GIVEN DATA:

========================================================================

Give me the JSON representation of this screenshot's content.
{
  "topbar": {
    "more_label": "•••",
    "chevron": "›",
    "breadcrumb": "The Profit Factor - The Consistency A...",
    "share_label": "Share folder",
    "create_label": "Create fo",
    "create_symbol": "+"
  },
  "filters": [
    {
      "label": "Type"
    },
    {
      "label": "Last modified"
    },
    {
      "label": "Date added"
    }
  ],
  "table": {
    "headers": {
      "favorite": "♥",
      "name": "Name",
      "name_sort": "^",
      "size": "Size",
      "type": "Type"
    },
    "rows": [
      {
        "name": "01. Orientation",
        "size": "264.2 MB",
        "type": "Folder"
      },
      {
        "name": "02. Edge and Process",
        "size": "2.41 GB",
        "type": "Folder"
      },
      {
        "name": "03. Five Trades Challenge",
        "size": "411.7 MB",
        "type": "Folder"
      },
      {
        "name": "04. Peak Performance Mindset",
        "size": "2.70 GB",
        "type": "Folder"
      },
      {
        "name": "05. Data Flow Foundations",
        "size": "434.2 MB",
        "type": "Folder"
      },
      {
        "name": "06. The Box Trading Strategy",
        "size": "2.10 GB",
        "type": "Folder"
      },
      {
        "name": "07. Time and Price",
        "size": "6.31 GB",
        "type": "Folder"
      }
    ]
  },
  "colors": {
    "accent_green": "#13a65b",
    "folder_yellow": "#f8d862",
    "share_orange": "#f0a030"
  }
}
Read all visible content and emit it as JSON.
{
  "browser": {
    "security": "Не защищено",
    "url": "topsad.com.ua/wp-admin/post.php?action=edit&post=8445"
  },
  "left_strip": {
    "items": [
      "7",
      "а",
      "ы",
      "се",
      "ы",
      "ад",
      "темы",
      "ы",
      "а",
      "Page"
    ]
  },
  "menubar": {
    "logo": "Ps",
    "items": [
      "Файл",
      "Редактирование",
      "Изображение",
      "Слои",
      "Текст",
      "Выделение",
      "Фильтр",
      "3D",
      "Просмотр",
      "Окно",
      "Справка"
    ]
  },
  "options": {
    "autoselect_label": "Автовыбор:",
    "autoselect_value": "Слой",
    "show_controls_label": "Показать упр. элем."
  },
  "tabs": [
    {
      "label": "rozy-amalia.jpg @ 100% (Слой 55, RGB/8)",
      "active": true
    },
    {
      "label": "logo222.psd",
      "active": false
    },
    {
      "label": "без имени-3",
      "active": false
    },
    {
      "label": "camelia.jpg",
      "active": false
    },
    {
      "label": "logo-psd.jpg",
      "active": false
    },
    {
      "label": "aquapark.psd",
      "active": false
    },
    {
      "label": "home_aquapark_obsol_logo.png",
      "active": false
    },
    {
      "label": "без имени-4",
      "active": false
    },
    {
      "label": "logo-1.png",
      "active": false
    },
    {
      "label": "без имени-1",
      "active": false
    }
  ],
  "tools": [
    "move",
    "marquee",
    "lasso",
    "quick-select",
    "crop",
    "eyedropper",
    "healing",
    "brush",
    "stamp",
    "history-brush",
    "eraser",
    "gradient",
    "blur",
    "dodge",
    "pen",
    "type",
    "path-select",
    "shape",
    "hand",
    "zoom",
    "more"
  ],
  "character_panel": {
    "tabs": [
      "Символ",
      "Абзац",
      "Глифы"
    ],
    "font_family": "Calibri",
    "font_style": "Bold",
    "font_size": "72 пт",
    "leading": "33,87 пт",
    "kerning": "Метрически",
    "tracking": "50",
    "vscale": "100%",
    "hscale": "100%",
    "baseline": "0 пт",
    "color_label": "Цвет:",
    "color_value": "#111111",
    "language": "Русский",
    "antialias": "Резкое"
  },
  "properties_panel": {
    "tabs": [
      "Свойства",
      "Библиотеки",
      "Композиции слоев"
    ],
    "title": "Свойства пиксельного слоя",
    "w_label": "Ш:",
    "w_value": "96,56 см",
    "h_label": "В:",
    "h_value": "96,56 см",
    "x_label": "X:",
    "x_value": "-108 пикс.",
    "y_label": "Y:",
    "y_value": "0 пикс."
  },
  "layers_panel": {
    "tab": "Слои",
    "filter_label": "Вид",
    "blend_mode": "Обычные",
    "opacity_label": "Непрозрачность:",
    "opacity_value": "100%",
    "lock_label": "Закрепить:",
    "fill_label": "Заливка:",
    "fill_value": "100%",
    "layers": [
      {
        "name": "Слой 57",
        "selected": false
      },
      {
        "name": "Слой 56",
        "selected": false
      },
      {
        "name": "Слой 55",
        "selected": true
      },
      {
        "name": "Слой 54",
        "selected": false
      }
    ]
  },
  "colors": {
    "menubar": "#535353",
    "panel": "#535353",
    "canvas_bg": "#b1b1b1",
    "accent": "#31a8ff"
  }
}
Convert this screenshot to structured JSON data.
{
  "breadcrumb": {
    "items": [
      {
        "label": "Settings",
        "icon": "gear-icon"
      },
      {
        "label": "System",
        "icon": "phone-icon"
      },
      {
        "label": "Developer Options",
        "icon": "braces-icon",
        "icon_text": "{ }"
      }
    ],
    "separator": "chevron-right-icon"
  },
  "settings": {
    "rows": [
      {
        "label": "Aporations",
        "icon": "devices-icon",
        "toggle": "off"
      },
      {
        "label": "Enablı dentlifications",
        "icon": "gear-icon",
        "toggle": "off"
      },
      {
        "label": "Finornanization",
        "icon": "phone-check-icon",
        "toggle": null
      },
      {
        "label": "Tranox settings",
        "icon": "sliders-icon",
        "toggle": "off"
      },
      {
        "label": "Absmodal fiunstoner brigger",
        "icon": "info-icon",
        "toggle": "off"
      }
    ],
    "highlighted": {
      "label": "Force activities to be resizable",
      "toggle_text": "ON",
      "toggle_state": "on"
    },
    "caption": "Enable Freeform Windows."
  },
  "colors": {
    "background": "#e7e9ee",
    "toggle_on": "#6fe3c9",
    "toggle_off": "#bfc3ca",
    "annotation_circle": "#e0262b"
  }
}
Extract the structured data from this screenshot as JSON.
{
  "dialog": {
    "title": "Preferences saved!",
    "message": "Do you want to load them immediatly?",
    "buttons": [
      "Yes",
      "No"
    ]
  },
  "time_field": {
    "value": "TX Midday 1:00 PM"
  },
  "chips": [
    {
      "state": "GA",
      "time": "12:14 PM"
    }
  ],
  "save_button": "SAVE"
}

========================================================================

DESCRIPTION OF THE TASK: Copy every record exactly, with nothing added or dropped.

CORRECT RESPONSE:
Give me the JSON representation of this screenshot's content.
{
  "topbar": {
    "more_label": "•••",
    "chevron": "›",
    "breadcrumb": "The Profit Factor - The Consistency A...",
    "share_label": "Share folder",
    "create_label": "Create fo",
    "create_symbol": "+"
  },
  "filters": [
    {
      "label": "Type"
    },
    {
      "label": "Last modified"
    },
    {
      "label": "Date added"
    }
  ],
  "table": {
    "headers": {
      "favorite": "♥",
      "name": "Name",
      "name_sort": "^",
      "size": "Size",
      "type": "Type"
    },
    "rows": [
      {
        "name": "01. Orientation",
        "size": "264.2 MB",
        "type": "Folder"
      },
      {
        "name": "02. Edge and Process",
        "size": "2.41 GB",
        "type": "Folder"
      },
      {
        "name": "03. Five Trades Challenge",
        "size": "411.7 MB",
        "type": "Folder"
      },
      {
        "name": "04. Peak Performance Mindset",
        "size": "2.70 GB",
        "type": "Folder"
      },
      {
        "name": "05. Data Flow Foundations",
        "size": "434.2 MB",
        "type": "Folder"
      },
      {
        "name": "06. The Box Trading Strategy",
        "size": "2.10 GB",
        "type": "Folder"
      },
      {
        "name": "07. Time and Price",
        "size": "6.31 GB",
        "type": "Folder"
      }
    ]
  },
  "colors": {
    "accent_green": "#13a65b",
    "folder_yellow": "#f8d862",
    "share_orange": "#f0a030"
  }
}
Read all visible content and emit it as JSON.
{
  "browser": {
    "security": "Не защищено",
    "url": "topsad.com.ua/wp-admin/post.php?action=edit&post=8445"
  },
  "left_strip": {
    "items": [
      "7",
      "а",
      "ы",
      "се",
      "ы",
      "ад",
      "темы",
      "ы",
      "а",
      "Page"
    ]
  },
  "menubar": {
    "logo": "Ps",
    "items": [
      "Файл",
      "Редактирование",
      "Изображение",
      "Слои",
      "Текст",
      "Выделение",
      "Фильтр",
      "3D",
      "Просмотр",
      "Окно",
      "Справка"
    ]
  },
  "options": {
    "autoselect_label": "Автовыбор:",
    "autoselect_value": "Слой",
    "show_controls_label": "Показать упр. элем."
  },
  "tabs": [
    {
      "label": "rozy-amalia.jpg @ 100% (Слой 55, RGB/8)",
      "active": true
    },
    {
      "label": "logo222.psd",
      "active": false
    },
    {
      "label": "без имени-3",
      "active": false
    },
    {
      "label": "camelia.jpg",
      "active": false
    },
    {
      "label": "logo-psd.jpg",
      "active": false
    },
    {
      "label": "aquapark.psd",
      "active": false
    },
    {
      "label": "home_aquapark_obsol_logo.png",
      "active": false
    },
    {
      "label": "без имени-4",
      "active": false
    },
    {
      "label": "logo-1.png",
      "active": false
    },
    {
      "label": "без имени-1",
      "active": false
    }
  ],
  "tools": [
    "move",
    "marquee",
    "lasso",
    "quick-select",
    "crop",
    "eyedropper",
    "healing",
    "brush",
    "stamp",
    "history-brush",
    "eraser",
    "gradient",
    "blur",
    "dodge",
    "pen",
    "type",
    "path-select",
    "shape",
    "hand",
    "zoom",
    "more"
  ],
  "character_panel": {
    "tabs": [
      "Символ",
      "Абзац",
      "Глифы"
    ],
    "font_family": "Calibri",
    "font_style": "Bold",
    "font_size": "72 пт",
    "leading": "33,87 пт",
    "kerning": "Метрически",
    "tracking": "50",
    "vscale": "100%",
    "hscale": "100%",
    "baseline": "0 пт",
    "color_label": "Цвет:",
    "color_value": "#111111",
    "language": "Русский",
    "antialias": "Резкое"
  },
  "properties_panel": {
    "tabs": [
      "Свойства",
      "Библиотеки",
      "Композиции слоев"
    ],
    "title": "Свойства пиксельного слоя",
    "w_label": "Ш:",
    "w_value": "96,56 см",
    "h_label": "В:",
    "h_value": "96,56 см",
    "x_label": "X:",
    "x_value": "-108 пикс.",
    "y_label": "Y:",
    "y_value": "0 пикс."
  },
  "layers_panel": {
    "tab": "Слои",
    "filter_label": "Вид",
    "blend_mode": "Обычные",
    "opacity_label": "Непрозрачность:",
    "opacity_value": "100%",
    "lock_label": "Закрепить:",
    "fill_label": "Заливка:",
    "fill_value": "100%",
    "layers": [
      {
        "name": "Слой 57",
        "selected": false
      },
      {
        "name": "Слой 56",
        "selected": false
      },
      {
        "name": "Слой 55",
        "selected": true
      },
      {
        "name": "Слой 54",
        "selected": false
      }
    ]
  },
  "colors": {
    "menubar": "#535353",
    "panel": "#535353",
    "canvas_bg": "#b1b1b1",
    "accent": "#31a8ff"
  }
}
Convert this screenshot to structured JSON data.
{
  "breadcrumb": {
    "items": [
      {
        "label": "Settings",
        "icon": "gear-icon"
      },
      {
        "label": "System",
        "icon": "phone-icon"
      },
      {
        "label": "Developer Options",
        "icon": "braces-icon",
        "icon_text": "{ }"
      }
    ],
    "separator": "chevron-right-icon"
  },
  "settings": {
    "rows": [
      {
        "label": "Aporations",
        "icon": "devices-icon",
        "toggle": "off"
      },
      {
        "label": "Enablı dentlifications",
        "icon": "gear-icon",
        "toggle": "off"
      },
      {
        "label": "Finornanization",
        "icon": "phone-check-icon",
        "toggle": null
      },
      {
        "label": "Tranox settings",
        "icon": "sliders-icon",
        "toggle": "off"
      },
      {
        "label": "Absmodal fiunstoner brigger",
        "icon": "info-icon",
        "toggle": "off"
      }
    ],
    "highlighted": {
      "label": "Force activities to be resizable",
      "toggle_text": "ON",
      "toggle_state": "on"
    },
    "caption": "Enable Freeform Windows."
  },
  "colors": {
    "background": "#e7e9ee",
    "toggle_on": "#6fe3c9",
    "toggle_off": "#bfc3ca",
    "annotation_circle": "#e0262b"
  }
}
Extract the structured data from this screenshot as JSON.
{
  "dialog": {
    "title": "Preferences saved!",
    "message": "Do you want to load them immediatly?",
    "buttons": [
      "Yes",
      "No"
    ]
  },
  "time_field": {
    "value": "TX Midday 1:00 PM"
  },
  "chips": [
    {
      "state": "GA",
      "time": "12:14 PM"
    }
  ],
  "save_button": "SAVE"
}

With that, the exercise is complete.